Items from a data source
----
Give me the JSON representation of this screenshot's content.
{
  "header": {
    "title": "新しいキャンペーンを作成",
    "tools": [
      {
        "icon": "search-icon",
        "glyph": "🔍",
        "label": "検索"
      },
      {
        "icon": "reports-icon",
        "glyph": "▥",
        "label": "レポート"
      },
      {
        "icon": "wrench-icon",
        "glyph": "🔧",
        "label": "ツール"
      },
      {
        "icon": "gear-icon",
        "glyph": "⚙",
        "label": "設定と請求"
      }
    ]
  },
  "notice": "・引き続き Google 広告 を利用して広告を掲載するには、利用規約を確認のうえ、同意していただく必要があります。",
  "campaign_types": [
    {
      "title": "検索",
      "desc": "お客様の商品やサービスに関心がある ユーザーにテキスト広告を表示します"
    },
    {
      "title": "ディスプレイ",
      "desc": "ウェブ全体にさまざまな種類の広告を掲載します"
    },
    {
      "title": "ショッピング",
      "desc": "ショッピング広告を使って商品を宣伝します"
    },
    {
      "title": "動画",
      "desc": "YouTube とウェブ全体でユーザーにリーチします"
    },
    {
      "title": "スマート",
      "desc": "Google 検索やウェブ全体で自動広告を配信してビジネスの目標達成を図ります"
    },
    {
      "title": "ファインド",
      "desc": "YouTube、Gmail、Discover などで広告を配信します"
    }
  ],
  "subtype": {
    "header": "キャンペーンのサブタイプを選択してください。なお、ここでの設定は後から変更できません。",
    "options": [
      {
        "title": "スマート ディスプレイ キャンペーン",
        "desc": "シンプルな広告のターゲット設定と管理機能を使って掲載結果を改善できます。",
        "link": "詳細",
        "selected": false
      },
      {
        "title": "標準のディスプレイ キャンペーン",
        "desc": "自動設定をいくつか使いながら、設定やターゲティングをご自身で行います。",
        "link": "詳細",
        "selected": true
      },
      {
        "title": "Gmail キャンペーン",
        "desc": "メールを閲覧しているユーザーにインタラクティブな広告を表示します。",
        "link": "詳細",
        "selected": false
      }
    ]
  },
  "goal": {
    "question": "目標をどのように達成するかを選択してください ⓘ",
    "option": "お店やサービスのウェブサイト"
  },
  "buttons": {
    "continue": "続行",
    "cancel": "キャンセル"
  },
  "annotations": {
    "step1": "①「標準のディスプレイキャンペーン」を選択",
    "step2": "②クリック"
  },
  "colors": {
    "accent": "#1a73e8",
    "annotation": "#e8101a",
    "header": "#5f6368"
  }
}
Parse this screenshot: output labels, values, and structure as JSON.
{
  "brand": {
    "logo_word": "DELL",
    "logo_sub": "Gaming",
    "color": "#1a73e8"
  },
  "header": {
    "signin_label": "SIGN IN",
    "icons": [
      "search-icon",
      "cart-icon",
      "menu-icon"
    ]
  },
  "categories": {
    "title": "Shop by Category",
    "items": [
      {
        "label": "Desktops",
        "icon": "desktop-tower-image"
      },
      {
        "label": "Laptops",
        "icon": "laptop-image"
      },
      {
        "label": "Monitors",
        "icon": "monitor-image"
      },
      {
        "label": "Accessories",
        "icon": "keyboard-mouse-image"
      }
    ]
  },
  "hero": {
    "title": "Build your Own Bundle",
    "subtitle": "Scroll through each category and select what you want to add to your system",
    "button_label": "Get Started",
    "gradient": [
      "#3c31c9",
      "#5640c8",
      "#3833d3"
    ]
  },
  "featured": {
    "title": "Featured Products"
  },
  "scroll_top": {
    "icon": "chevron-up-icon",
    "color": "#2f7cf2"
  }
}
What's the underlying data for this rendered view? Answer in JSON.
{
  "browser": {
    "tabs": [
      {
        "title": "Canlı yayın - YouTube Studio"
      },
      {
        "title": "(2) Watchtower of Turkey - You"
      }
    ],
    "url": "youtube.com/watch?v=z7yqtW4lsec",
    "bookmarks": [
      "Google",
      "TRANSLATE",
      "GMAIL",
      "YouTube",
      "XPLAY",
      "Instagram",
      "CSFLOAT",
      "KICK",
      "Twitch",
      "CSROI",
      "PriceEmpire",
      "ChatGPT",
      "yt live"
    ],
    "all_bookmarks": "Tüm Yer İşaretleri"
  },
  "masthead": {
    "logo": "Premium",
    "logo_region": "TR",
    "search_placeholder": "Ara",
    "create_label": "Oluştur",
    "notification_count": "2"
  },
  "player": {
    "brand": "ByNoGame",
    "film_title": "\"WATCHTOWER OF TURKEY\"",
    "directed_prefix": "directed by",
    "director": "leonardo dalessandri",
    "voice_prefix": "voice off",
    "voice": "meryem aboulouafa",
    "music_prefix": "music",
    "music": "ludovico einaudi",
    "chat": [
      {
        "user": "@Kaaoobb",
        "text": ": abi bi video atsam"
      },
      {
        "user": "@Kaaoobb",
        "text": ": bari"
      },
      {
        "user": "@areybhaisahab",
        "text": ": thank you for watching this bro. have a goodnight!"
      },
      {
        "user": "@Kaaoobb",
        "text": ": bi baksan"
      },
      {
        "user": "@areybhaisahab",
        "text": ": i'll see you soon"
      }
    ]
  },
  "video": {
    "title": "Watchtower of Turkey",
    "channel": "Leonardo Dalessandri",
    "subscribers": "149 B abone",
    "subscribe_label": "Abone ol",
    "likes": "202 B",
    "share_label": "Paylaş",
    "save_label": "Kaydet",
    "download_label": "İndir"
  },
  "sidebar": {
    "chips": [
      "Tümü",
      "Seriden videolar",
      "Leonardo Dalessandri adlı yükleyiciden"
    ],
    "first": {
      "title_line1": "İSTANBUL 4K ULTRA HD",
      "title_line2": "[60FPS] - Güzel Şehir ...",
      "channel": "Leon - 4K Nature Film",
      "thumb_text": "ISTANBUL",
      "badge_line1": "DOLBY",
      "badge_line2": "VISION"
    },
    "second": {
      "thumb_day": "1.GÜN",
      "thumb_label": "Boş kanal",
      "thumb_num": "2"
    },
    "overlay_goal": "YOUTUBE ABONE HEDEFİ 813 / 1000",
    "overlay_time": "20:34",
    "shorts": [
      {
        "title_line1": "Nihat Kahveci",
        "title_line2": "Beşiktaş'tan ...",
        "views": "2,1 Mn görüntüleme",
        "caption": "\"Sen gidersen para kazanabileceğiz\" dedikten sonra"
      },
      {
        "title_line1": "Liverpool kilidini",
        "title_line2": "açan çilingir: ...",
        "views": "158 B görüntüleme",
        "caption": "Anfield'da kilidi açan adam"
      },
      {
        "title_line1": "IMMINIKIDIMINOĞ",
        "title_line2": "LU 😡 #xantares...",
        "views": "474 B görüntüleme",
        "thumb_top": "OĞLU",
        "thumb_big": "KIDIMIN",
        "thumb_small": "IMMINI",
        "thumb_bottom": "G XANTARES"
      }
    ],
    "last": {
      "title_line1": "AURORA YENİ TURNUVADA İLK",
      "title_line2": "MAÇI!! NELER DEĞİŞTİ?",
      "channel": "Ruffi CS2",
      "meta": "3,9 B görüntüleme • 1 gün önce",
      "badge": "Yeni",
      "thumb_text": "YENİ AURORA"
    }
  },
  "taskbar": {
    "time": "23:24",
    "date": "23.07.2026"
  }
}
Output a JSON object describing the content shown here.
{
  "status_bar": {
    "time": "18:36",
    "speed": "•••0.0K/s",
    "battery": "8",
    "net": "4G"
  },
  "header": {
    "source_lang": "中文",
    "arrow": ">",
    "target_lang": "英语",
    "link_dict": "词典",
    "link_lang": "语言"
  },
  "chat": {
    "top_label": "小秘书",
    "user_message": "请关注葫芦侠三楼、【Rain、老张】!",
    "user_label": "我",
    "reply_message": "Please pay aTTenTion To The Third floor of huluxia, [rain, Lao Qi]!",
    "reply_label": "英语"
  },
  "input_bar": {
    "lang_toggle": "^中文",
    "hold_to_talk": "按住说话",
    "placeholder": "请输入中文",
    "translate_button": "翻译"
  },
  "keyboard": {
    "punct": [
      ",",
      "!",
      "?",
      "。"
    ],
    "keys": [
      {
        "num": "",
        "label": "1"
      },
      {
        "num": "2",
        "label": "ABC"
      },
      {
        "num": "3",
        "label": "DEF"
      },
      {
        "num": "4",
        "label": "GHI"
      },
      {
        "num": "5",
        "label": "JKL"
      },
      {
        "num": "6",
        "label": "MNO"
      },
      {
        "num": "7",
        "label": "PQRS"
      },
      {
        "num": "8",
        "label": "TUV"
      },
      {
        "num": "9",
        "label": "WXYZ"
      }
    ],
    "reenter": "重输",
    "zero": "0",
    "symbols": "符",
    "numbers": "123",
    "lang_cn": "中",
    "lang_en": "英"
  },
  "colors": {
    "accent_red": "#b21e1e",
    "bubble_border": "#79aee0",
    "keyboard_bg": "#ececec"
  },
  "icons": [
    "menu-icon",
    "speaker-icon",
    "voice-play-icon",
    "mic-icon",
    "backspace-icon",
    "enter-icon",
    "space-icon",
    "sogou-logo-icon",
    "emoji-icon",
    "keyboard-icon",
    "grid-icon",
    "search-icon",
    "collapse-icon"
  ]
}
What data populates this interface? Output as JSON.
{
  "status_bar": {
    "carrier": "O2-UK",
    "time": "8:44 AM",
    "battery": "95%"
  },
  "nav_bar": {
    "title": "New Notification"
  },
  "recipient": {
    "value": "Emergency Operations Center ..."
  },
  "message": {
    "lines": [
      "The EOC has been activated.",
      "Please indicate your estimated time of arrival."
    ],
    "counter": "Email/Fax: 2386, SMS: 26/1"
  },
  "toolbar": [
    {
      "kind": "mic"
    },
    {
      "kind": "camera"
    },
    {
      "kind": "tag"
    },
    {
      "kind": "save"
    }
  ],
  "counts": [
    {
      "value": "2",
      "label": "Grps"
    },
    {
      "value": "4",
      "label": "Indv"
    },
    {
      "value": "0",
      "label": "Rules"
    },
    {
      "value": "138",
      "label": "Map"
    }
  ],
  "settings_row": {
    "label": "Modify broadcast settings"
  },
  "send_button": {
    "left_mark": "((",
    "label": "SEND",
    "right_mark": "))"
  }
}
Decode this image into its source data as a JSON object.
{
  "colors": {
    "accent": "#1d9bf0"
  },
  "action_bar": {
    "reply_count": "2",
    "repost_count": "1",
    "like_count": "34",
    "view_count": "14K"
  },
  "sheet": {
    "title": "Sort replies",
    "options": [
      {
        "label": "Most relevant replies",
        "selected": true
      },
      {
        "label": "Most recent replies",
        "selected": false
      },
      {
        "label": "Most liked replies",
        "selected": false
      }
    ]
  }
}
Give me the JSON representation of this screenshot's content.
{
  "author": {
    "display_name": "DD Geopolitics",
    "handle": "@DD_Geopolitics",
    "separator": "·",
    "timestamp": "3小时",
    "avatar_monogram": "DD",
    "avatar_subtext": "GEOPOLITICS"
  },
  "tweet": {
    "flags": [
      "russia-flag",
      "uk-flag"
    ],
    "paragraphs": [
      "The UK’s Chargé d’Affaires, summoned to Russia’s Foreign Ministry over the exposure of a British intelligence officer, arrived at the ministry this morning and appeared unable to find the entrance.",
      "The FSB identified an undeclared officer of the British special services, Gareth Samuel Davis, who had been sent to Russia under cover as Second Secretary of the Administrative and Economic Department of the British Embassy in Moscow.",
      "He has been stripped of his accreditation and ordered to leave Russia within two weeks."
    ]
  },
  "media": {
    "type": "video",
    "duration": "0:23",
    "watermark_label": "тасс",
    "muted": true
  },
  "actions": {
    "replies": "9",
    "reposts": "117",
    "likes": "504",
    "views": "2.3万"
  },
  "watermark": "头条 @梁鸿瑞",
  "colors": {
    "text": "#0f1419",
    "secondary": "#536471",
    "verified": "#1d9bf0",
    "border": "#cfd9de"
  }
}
----
→ DESCRIPTION OF THE TASK: Read through the entries and copy each line in which "caption" appears.

→ EXERCISE RESULT:
        "caption": "\"Sen gidersen para kazanabileceğiz\" dedikten sonra"
        "caption": "Anfield'da kilidi açan adam"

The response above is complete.